Stored entries:
==========

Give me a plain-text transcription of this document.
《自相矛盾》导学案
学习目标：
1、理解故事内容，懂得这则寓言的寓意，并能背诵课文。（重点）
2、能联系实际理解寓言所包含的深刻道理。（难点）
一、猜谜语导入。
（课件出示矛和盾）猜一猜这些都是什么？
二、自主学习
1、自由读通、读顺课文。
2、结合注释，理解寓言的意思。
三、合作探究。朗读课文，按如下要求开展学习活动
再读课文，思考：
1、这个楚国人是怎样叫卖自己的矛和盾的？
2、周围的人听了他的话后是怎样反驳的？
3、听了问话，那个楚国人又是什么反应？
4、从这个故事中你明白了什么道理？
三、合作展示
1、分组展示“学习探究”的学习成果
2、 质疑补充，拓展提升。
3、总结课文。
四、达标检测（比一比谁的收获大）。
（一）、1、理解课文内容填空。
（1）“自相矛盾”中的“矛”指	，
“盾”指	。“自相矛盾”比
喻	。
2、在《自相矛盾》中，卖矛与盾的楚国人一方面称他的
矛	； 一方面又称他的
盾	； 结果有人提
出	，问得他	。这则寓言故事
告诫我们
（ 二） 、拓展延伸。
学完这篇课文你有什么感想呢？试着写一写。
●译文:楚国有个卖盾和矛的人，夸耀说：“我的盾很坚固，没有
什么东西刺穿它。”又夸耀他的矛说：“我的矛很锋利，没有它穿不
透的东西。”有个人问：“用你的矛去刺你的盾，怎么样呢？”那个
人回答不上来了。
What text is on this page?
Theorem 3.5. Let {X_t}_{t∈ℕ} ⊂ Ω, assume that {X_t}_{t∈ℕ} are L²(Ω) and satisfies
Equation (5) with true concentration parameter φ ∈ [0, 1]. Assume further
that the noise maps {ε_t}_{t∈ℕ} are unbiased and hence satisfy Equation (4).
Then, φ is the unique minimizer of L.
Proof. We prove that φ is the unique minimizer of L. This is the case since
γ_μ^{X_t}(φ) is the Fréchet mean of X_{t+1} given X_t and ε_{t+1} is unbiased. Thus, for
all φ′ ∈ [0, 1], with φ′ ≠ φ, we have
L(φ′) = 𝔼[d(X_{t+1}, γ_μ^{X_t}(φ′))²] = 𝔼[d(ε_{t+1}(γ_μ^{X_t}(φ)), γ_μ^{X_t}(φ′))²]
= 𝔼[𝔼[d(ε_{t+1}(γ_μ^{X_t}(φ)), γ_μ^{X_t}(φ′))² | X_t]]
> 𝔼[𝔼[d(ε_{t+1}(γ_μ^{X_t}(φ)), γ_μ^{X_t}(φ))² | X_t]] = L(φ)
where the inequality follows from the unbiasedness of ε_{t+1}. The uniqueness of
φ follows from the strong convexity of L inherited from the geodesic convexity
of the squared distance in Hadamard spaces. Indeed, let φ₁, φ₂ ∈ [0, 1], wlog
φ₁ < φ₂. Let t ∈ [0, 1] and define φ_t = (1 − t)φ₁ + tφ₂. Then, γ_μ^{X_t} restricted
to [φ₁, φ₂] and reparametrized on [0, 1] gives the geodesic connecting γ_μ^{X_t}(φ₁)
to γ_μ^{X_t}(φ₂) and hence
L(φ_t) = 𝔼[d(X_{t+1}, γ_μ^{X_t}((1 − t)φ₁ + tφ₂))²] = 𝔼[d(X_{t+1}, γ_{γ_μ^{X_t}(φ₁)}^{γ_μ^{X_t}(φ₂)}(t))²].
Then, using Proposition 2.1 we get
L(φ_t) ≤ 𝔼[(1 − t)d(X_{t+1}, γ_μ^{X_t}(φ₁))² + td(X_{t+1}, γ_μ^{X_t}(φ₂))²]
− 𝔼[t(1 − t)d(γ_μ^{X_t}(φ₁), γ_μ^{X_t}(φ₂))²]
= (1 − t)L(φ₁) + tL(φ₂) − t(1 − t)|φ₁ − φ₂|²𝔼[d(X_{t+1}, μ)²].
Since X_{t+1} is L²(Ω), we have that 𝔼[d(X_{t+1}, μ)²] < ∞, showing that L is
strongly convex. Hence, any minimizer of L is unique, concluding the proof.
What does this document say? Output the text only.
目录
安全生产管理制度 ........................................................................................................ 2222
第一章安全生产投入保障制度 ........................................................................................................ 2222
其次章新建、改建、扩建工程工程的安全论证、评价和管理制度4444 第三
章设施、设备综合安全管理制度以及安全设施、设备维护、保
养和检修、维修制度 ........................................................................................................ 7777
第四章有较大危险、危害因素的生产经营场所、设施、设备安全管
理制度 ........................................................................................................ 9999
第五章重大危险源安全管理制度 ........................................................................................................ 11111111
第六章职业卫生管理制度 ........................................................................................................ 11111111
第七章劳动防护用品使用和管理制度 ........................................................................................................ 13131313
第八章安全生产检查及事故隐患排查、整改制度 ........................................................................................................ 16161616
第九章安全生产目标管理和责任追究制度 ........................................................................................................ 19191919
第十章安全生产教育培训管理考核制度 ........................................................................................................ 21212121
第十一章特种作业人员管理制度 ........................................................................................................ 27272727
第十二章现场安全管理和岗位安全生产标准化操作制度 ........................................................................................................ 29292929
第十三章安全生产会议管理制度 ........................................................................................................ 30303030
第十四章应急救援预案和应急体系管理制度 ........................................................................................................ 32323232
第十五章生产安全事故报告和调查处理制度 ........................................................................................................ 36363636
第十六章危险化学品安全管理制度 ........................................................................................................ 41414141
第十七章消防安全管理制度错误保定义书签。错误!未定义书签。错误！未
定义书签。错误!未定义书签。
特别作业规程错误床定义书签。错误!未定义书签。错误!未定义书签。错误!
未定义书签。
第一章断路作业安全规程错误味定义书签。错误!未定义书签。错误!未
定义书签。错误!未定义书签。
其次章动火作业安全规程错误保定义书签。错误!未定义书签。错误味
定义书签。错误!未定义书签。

==========

WHAT IS ASKED: Take the entries above and transcribe them exactly.

WORKED SOLUTION:
Give me a plain-text transcription of this document.
《自相矛盾》导学案
学习目标：
1、理解故事内容，懂得这则寓言的寓意，并能背诵课文。（重点）
2、能联系实际理解寓言所包含的深刻道理。（难点）
一、猜谜语导入。
（课件出示矛和盾）猜一猜这些都是什么？
二、自主学习
1、自由读通、读顺课文。
2、结合注释，理解寓言的意思。
三、合作探究。朗读课文，按如下要求开展学习活动
再读课文，思考：
1、这个楚国人是怎样叫卖自己的矛和盾的？
2、周围的人听了他的话后是怎样反驳的？
3、听了问话，那个楚国人又是什么反应？
4、从这个故事中你明白了什么道理？
三、合作展示
1、分组展示“学习探究”的学习成果
2、 质疑补充，拓展提升。
3、总结课文。
四、达标检测（比一比谁的收获大）。
（一）、1、理解课文内容填空。
（1）“自相矛盾”中的“矛”指	，
“盾”指	。“自相矛盾”比
喻	。
2、在《自相矛盾》中，卖矛与盾的楚国人一方面称他的
矛	； 一方面又称他的
盾	； 结果有人提
出	，问得他	。这则寓言故事
告诫我们
（ 二） 、拓展延伸。
学完这篇课文你有什么感想呢？试着写一写。
●译文:楚国有个卖盾和矛的人，夸耀说：“我的盾很坚固，没有
什么东西刺穿它。”又夸耀他的矛说：“我的矛很锋利，没有它穿不
透的东西。”有个人问：“用你的矛去刺你的盾，怎么样呢？”那个
人回答不上来了。
What text is on this page?
Theorem 3.5. Let {X_t}_{t∈ℕ} ⊂ Ω, assume that {X_t}_{t∈ℕ} are L²(Ω) and satisfies
Equation (5) with true concentration parameter φ ∈ [0, 1]. Assume further
that the noise maps {ε_t}_{t∈ℕ} are unbiased and hence satisfy Equation (4).
Then, φ is the unique minimizer of L.
Proof. We prove that φ is the unique minimizer of L. This is the case since
γ_μ^{X_t}(φ) is the Fréchet mean of X_{t+1} given X_t and ε_{t+1} is unbiased. Thus, for
all φ′ ∈ [0, 1], with φ′ ≠ φ, we have
L(φ′) = 𝔼[d(X_{t+1}, γ_μ^{X_t}(φ′))²] = 𝔼[d(ε_{t+1}(γ_μ^{X_t}(φ)), γ_μ^{X_t}(φ′))²]
= 𝔼[𝔼[d(ε_{t+1}(γ_μ^{X_t}(φ)), γ_μ^{X_t}(φ′))² | X_t]]
> 𝔼[𝔼[d(ε_{t+1}(γ_μ^{X_t}(φ)), γ_μ^{X_t}(φ))² | X_t]] = L(φ)
where the inequality follows from the unbiasedness of ε_{t+1}. The uniqueness of
φ follows from the strong convexity of L inherited from the geodesic convexity
of the squared distance in Hadamard spaces. Indeed, let φ₁, φ₂ ∈ [0, 1], wlog
φ₁ < φ₂. Let t ∈ [0, 1] and define φ_t = (1 − t)φ₁ + tφ₂. Then, γ_μ^{X_t} restricted
to [φ₁, φ₂] and reparametrized on [0, 1] gives the geodesic connecting γ_μ^{X_t}(φ₁)
to γ_μ^{X_t}(φ₂) and hence
L(φ_t) = 𝔼[d(X_{t+1}, γ_μ^{X_t}((1 − t)φ₁ + tφ₂))²] = 𝔼[d(X_{t+1}, γ_{γ_μ^{X_t}(φ₁)}^{γ_μ^{X_t}(φ₂)}(t))²].
Then, using Proposition 2.1 we get
L(φ_t) ≤ 𝔼[(1 − t)d(X_{t+1}, γ_μ^{X_t}(φ₁))² + td(X_{t+1}, γ_μ^{X_t}(φ₂))²]
− 𝔼[t(1 − t)d(γ_μ^{X_t}(φ₁), γ_μ^{X_t}(φ₂))²]
= (1 − t)L(φ₁) + tL(φ₂) − t(1 − t)|φ₁ − φ₂|²𝔼[d(X_{t+1}, μ)²].
Since X_{t+1} is L²(Ω), we have that 𝔼[d(X_{t+1}, μ)²] < ∞, showing that L is
strongly convex. Hence, any minimizer of L is unique, concluding the proof.
What does this document say? Output the text only.
目录
安全生产管理制度 ........................................................................................................ 2222
第一章安全生产投入保障制度 ........................................................................................................ 2222
其次章新建、改建、扩建工程工程的安全论证、评价和管理制度4444 第三
章设施、设备综合安全管理制度以及安全设施、设备维护、保
养和检修、维修制度 ........................................................................................................ 7777
第四章有较大危险、危害因素的生产经营场所、设施、设备安全管
理制度 ........................................................................................................ 9999
第五章重大危险源安全管理制度 ........................................................................................................ 11111111
第六章职业卫生管理制度 ........................................................................................................ 11111111
第七章劳动防护用品使用和管理制度 ........................................................................................................ 13131313
第八章安全生产检查及事故隐患排查、整改制度 ........................................................................................................ 16161616
第九章安全生产目标管理和责任追究制度 ........................................................................................................ 19191919
第十章安全生产教育培训管理考核制度 ........................................................................................................ 21212121
第十一章特种作业人员管理制度 ........................................................................................................ 27272727
第十二章现场安全管理和岗位安全生产标准化操作制度 ........................................................................................................ 29292929
第十三章安全生产会议管理制度 ........................................................................................................ 30303030
第十四章应急救援预案和应急体系管理制度 ........................................................................................................ 32323232
第十五章生产安全事故报告和调查处理制度 ........................................................................................................ 36363636
第十六章危险化学品安全管理制度 ........................................................................................................ 41414141
第十七章消防安全管理制度错误保定义书签。错误!未定义书签。错误！未
定义书签。错误!未定义书签。
特别作业规程错误床定义书签。错误!未定义书签。错误!未定义书签。错误!
未定义书签。
第一章断路作业安全规程错误味定义书签。错误!未定义书签。错误!未
定义书签。错误!未定义书签。
其次章动火作业安全规程错误保定义书签。错误!未定义书签。错误味
定义书签。错误!未定义书签。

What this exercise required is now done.